» **WORK TO BE COMPLETED**
Your task is to copy every line of the records below that contains "Central".

Data entries
______________________________
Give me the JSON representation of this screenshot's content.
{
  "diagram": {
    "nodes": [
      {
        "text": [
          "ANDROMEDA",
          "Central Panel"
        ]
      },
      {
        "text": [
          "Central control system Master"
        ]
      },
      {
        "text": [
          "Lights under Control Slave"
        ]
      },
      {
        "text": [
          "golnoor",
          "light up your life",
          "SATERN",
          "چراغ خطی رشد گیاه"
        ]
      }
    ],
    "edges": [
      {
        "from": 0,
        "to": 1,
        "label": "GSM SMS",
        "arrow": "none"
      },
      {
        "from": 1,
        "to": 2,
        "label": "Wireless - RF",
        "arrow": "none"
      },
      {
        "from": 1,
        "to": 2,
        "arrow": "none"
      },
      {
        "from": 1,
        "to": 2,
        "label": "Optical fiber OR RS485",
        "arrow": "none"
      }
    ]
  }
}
______________________________
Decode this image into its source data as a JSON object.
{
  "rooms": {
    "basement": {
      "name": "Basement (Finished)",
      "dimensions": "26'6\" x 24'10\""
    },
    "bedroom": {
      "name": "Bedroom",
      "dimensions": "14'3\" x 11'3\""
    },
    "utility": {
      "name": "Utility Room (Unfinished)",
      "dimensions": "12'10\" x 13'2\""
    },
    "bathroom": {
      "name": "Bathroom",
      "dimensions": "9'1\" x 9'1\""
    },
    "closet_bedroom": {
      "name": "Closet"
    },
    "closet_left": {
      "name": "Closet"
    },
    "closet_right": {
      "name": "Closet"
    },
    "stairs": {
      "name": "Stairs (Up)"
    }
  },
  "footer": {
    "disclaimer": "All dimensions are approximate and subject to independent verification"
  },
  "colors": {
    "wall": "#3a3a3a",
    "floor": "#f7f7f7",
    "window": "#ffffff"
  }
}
______________________________
» **WORKED ANSWER**
          "Central Panel"
          "Central control system Master"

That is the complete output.